■ Given records:
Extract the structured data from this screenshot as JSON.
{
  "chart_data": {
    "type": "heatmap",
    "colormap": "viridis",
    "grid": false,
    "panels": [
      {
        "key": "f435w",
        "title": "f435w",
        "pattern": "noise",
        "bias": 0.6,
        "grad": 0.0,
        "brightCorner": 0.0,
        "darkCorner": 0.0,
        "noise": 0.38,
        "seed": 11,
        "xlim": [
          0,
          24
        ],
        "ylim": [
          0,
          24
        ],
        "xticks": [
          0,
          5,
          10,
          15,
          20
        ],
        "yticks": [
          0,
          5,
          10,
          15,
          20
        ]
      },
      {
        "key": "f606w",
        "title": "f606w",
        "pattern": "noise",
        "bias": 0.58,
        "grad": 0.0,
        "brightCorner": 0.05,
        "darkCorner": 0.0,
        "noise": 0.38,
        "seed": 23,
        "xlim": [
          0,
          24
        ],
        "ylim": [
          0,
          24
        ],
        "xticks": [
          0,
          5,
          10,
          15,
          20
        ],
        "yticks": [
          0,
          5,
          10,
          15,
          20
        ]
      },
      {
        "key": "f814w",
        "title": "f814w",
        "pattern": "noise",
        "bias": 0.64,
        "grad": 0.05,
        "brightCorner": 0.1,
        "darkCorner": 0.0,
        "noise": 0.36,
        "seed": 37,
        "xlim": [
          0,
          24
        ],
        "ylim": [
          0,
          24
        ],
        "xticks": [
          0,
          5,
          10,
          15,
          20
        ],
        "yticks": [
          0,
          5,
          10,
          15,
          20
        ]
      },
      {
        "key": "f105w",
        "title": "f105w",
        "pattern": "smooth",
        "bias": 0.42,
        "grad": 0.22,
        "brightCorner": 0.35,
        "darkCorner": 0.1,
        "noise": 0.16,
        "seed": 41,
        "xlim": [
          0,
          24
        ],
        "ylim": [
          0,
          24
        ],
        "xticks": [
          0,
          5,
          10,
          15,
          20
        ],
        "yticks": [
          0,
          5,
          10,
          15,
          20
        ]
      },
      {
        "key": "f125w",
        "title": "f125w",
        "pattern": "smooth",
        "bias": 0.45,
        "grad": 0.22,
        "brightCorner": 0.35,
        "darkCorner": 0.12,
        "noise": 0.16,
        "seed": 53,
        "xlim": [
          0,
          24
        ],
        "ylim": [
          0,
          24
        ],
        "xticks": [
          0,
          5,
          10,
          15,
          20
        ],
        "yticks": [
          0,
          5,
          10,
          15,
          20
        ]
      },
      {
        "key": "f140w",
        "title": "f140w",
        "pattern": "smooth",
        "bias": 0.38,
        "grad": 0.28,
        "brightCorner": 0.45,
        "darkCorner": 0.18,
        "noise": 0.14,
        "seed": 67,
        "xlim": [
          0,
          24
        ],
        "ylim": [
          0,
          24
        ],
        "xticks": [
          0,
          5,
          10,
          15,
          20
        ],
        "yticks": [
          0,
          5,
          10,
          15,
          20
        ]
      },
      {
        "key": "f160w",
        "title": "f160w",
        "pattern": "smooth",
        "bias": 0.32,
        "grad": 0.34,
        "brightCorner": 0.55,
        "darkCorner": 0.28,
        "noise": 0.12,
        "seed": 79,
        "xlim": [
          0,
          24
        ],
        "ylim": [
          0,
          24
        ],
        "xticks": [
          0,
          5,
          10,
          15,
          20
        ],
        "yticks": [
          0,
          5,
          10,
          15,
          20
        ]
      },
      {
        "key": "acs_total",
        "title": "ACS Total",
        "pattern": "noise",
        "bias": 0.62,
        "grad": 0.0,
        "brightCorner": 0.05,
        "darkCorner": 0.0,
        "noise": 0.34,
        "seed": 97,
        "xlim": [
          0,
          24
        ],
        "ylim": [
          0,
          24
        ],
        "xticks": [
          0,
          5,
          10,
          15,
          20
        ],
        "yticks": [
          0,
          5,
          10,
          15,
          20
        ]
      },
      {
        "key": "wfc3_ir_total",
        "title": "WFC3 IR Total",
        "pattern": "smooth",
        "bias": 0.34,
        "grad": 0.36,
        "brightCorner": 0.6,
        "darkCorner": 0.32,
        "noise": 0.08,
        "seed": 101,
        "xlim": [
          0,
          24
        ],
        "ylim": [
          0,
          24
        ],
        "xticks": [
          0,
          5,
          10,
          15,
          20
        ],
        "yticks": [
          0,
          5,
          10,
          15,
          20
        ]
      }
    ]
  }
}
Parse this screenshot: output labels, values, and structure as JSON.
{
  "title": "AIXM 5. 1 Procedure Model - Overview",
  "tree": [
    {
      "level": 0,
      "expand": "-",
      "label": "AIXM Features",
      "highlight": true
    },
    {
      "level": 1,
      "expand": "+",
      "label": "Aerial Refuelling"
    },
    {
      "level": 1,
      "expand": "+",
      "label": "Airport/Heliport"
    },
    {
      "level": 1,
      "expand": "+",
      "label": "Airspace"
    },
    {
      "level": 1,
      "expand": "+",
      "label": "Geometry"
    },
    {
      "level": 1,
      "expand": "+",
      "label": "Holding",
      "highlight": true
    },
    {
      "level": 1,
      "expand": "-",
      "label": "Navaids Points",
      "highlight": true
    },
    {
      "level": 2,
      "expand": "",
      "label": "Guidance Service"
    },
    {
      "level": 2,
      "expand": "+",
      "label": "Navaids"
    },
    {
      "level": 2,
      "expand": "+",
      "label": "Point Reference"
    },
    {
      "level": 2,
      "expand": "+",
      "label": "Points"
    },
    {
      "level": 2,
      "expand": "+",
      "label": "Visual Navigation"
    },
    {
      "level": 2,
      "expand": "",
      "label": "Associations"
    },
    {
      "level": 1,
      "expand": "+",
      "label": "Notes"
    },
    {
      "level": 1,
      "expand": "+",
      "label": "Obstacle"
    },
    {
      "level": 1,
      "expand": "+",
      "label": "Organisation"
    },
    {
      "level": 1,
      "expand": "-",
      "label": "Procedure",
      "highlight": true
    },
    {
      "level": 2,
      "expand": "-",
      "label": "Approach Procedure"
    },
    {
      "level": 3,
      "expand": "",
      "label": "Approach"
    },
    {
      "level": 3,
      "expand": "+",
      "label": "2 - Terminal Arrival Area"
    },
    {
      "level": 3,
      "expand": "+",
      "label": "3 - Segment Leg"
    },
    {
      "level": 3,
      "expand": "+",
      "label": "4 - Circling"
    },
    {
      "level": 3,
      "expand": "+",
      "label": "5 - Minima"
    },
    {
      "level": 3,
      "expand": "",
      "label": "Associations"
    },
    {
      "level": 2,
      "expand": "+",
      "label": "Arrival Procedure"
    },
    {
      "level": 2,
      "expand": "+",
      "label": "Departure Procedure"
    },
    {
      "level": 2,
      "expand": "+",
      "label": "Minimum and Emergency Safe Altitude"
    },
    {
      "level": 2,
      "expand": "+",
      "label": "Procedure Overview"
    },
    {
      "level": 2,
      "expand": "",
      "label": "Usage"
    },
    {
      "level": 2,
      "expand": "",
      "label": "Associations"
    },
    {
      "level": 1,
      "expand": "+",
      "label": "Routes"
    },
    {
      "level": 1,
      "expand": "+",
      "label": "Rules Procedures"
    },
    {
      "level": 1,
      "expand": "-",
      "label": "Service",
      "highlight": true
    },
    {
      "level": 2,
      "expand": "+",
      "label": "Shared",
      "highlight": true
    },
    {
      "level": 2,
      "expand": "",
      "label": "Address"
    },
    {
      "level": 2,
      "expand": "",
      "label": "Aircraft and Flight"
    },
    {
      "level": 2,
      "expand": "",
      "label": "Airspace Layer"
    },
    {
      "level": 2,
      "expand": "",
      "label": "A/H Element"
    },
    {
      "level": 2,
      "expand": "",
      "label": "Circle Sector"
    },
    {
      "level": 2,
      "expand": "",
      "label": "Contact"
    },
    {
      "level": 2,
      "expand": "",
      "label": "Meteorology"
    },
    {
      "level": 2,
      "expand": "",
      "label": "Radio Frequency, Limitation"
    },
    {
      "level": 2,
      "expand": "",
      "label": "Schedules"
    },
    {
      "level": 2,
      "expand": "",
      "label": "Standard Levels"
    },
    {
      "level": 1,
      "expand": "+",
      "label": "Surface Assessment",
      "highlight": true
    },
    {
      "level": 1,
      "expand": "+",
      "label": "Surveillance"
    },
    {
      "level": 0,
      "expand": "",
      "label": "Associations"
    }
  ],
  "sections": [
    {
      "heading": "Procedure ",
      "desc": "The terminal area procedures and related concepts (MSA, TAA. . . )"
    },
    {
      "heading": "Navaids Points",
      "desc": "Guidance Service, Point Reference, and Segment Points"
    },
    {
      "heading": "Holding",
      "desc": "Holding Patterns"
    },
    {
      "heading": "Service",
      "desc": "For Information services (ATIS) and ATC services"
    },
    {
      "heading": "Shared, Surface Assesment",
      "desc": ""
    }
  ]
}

■ What is asked: In the listing above, locate each line with "Arrival" and copy it.

■ Correct response:
      "label": "2 - Terminal Arrival Area"
      "label": "Arrival Procedure"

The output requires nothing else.